-- Start RECORDS SUPPLIED --
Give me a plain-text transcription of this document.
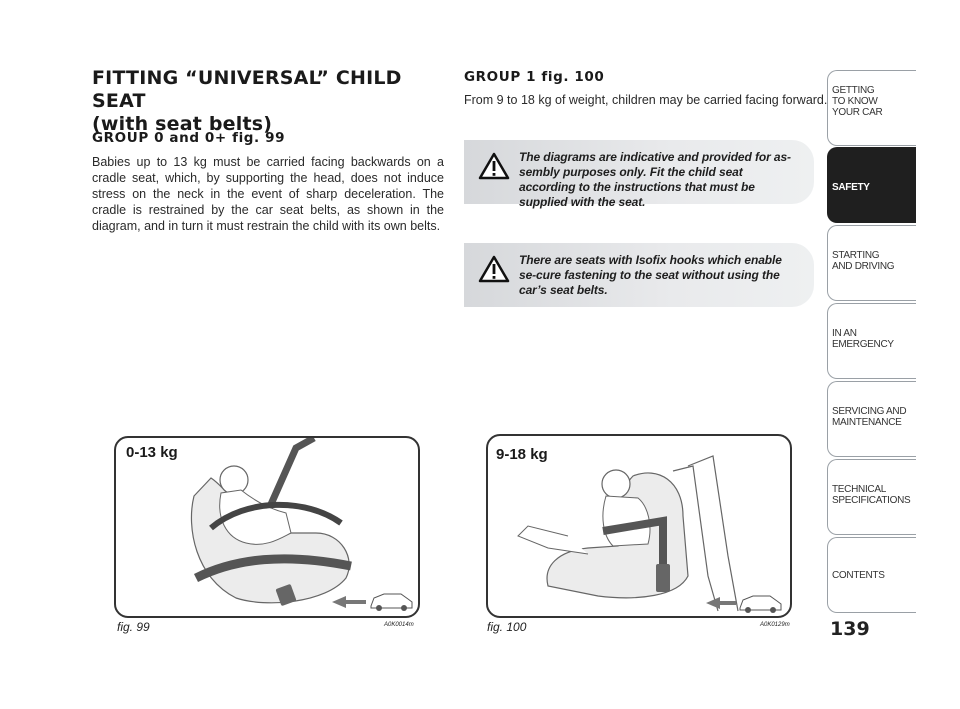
FITTING “UNIVERSAL” CHILD SEAT
(with seat belts)
GROUP 0 and 0+ fig. 99
Babies up to 13 kg must be carried facing backwards on a cradle seat, which, by supporting the head, does not induce stress on the neck in the event of sharp deceleration. The cradle is restrained by the car seat belts, as shown in the diagram, and in turn it must restrain the child with its own belts.
GROUP 1 fig. 100
From 9 to 18 kg of weight, children may be carried facing forward.
The diagrams are indicative and provided for as-sembly purposes only. Fit the child seat according to the instructions that must be supplied with the seat.
There are seats with Isofix hooks which enable se-cure fastening to the seat without using the car’s seat belts.
0-13 kg
fig. 99	A0K0014m
9-18 kg
fig. 100	A0K0129m
GETTING
TO KNOW
YOUR CAR
SAFETY
STARTING
AND DRIVING
IN AN
EMERGENCY
SERVICING AND
MAINTENANCE
TECHNICAL
SPECIFICATIONS
CONTENTS
139
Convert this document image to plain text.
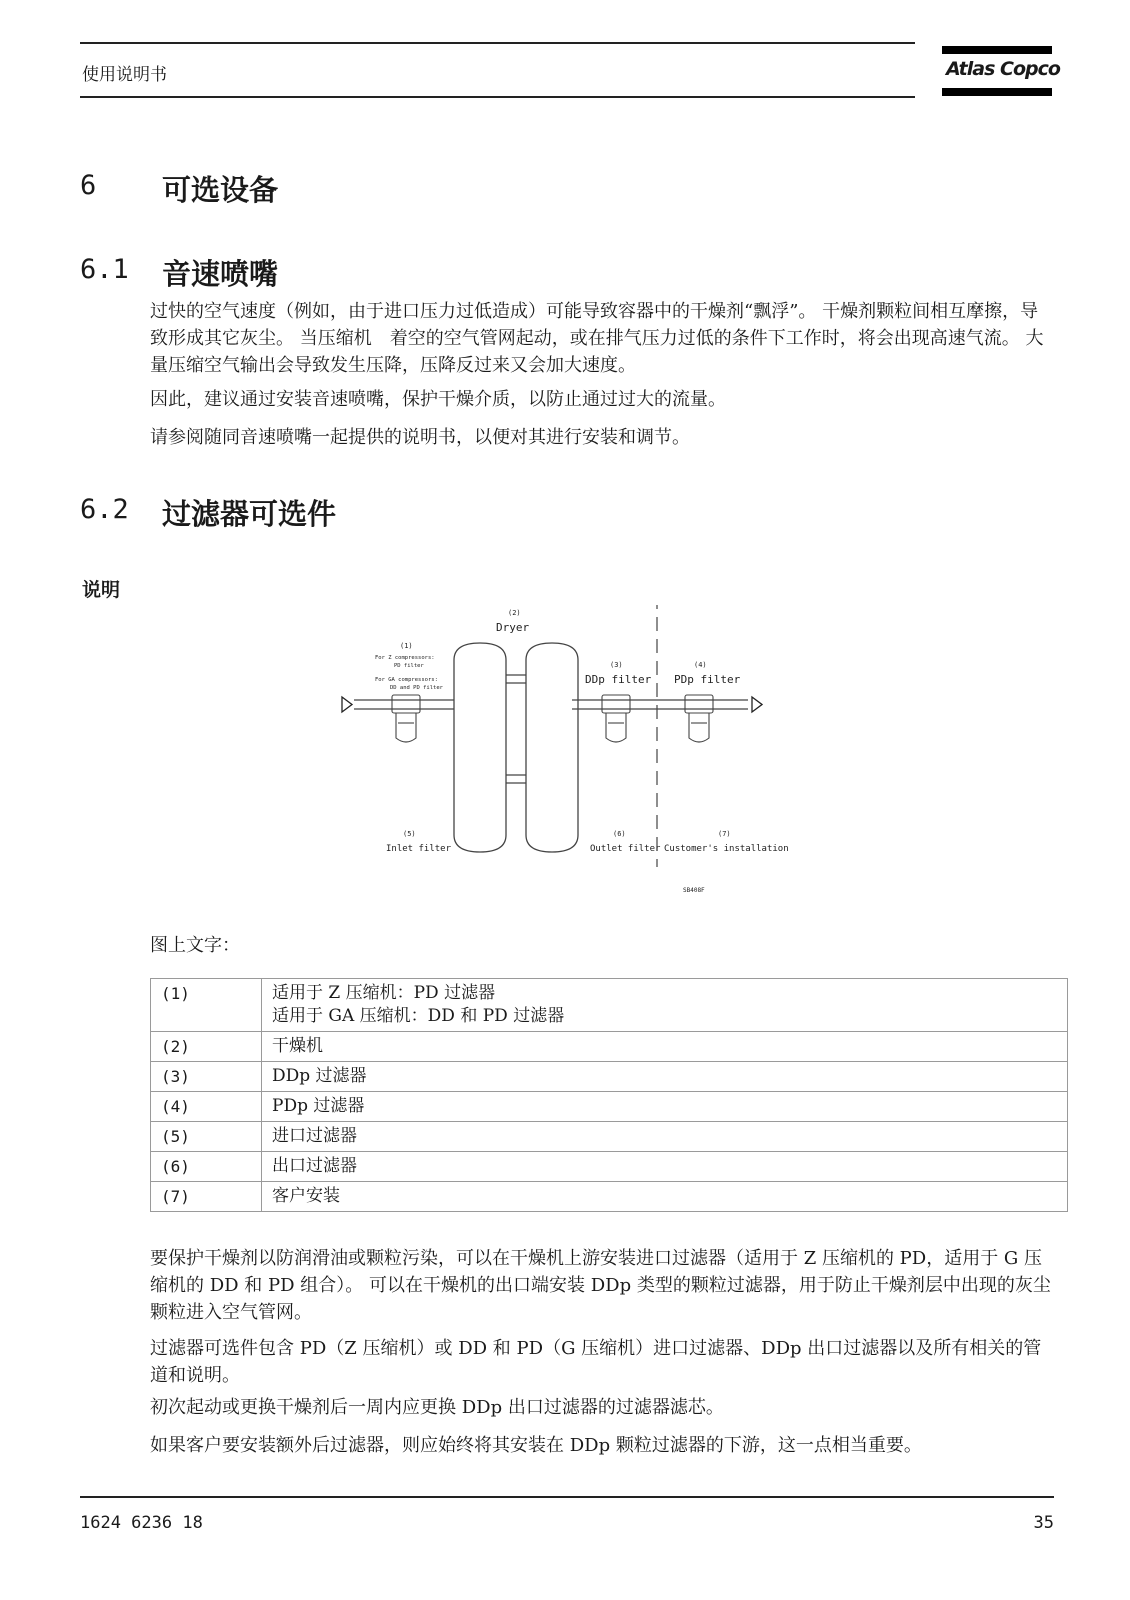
使用说明书	Atlas Copco
6 可选设备
6.1 音速喷嘴
过快的空气速度（例如，由于进口压力过低造成）可能导致容器中的干燥剂“飘浮”。 干燥剂颗粒间相互摩擦，导致形成其它灰尘。 当压缩机　着空的空气管网起动，或在排气压力过低的条件下工作时，将会出现高速气流。 大量压缩空气输出会导致发生压降，压降反过来又会加大速度。
因此，建议通过安装音速喷嘴，保护干燥介质，以防止通过过大的流量。
请参阅随同音速喷嘴一起提供的说明书，以便对其进行安装和调节。
6.2 过滤器可选件
说明
(1)
For Z compressors:
PD filter
For GA compressors:
DD and PD filter
(2)
Dryer
(3)
DDp filter
(4)
PDp filter
(5)
Inlet filter
(6)
Outlet filter
(7)
Customer's installation
SB408F
图上文字：
(1)	适用于 Z 压缩机：PD 过滤器
适用于 GA 压缩机：DD 和 PD 过滤器

(2)	干燥机
(3)	DDp 过滤器
(4)	PDp 过滤器
(5)	进口过滤器
(6)	出口过滤器
(7)	客户安装
要保护干燥剂以防润滑油或颗粒污染，可以在干燥机上游安装进口过滤器（适用于 Z 压缩机的 PD，适用于 G 压缩机的 DD 和 PD 组合）。 可以在干燥机的出口端安装 DDp 类型的颗粒过滤器，用于防止干燥剂层中出现的灰尘颗粒进入空气管网。
过滤器可选件包含 PD（Z 压缩机）或 DD 和 PD（G 压缩机）进口过滤器、DDp 出口过滤器以及所有相关的管道和说明。
初次起动或更换干燥剂后一周内应更换 DDp 出口过滤器的过滤器滤芯。
如果客户要安装额外后过滤器，则应始终将其安装在 DDp 颗粒过滤器的下游，这一点相当重要。
1624 6236 18	35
-- End RECORDS SUPPLIED --
Every entry must be written out exactly, with all pictures left out.

Give me a plain-text transcription of this document.
FITTING “UNIVERSAL” CHILD SEAT
(with seat belts)
GROUP 0 and 0+ fig. 99
Babies up to 13 kg must be carried facing backwards on a cradle seat, which, by supporting the head, does not induce stress on the neck in the event of sharp deceleration. The cradle is restrained by the car seat belts, as shown in the diagram, and in turn it must restrain the child with its own belts.
GROUP 1 fig. 100
From 9 to 18 kg of weight, children may be carried facing forward.
The diagrams are indicative and provided for as-sembly purposes only. Fit the child seat according to the instructions that must be supplied with the seat.
There are seats with Isofix hooks which enable se-cure fastening to the seat without using the car’s seat belts.
0-13 kg
fig. 99	A0K0014m
9-18 kg
fig. 100	A0K0129m
GETTING
TO KNOW
YOUR CAR
SAFETY
STARTING
AND DRIVING
IN AN
EMERGENCY
SERVICING AND
MAINTENANCE
TECHNICAL
SPECIFICATIONS
CONTENTS
139
Convert this document image to plain text.
使用说明书	Atlas Copco
6 可选设备
6.1 音速喷嘴
过快的空气速度（例如，由于进口压力过低造成）可能导致容器中的干燥剂“飘浮”。 干燥剂颗粒间相互摩擦，导致形成其它灰尘。 当压缩机　着空的空气管网起动，或在排气压力过低的条件下工作时，将会出现高速气流。 大量压缩空气输出会导致发生压降，压降反过来又会加大速度。
因此，建议通过安装音速喷嘴，保护干燥介质，以防止通过过大的流量。
请参阅随同音速喷嘴一起提供的说明书，以便对其进行安装和调节。
6.2 过滤器可选件
说明
(1)
For Z compressors:
PD filter
For GA compressors:
DD and PD filter
(2)
Dryer
(3)
DDp filter
(4)
PDp filter
(5)
Inlet filter
(6)
Outlet filter
(7)
Customer's installation
SB408F
图上文字：
(1)	适用于 Z 压缩机：PD 过滤器
适用于 GA 压缩机：DD 和 PD 过滤器

(2)	干燥机
(3)	DDp 过滤器
(4)	PDp 过滤器
(5)	进口过滤器
(6)	出口过滤器
(7)	客户安装
要保护干燥剂以防润滑油或颗粒污染，可以在干燥机上游安装进口过滤器（适用于 Z 压缩机的 PD，适用于 G 压缩机的 DD 和 PD 组合）。 可以在干燥机的出口端安装 DDp 类型的颗粒过滤器，用于防止干燥剂层中出现的灰尘颗粒进入空气管网。
过滤器可选件包含 PD（Z 压缩机）或 DD 和 PD（G 压缩机）进口过滤器、DDp 出口过滤器以及所有相关的管道和说明。
初次起动或更换干燥剂后一周内应更换 DDp 出口过滤器的过滤器滤芯。
如果客户要安装额外后过滤器，则应始终将其安装在 DDp 颗粒过滤器的下游，这一点相当重要。
1624 6236 18	35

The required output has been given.